*** DATA PROVIDED
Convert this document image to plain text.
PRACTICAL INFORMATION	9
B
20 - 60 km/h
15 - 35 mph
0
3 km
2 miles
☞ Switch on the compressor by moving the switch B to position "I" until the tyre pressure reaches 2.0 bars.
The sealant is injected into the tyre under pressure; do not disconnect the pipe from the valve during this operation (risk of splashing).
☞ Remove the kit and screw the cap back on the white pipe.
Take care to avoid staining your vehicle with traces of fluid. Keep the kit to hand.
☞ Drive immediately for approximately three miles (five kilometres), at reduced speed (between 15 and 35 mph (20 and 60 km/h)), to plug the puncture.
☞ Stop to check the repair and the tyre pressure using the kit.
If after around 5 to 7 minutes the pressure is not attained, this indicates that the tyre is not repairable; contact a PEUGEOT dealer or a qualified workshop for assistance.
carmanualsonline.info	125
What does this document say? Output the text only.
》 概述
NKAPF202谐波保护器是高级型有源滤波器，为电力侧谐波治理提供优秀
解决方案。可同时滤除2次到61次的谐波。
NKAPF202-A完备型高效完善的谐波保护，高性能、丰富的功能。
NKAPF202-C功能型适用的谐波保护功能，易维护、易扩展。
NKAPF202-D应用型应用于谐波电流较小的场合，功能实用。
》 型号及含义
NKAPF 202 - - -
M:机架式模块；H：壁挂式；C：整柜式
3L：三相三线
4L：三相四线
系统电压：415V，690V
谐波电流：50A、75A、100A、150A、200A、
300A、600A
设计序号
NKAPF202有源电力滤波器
******
State the number of lines in the records that contain the string "pipe", and nothing more.

- _EXERCISE SOLUTION_: 2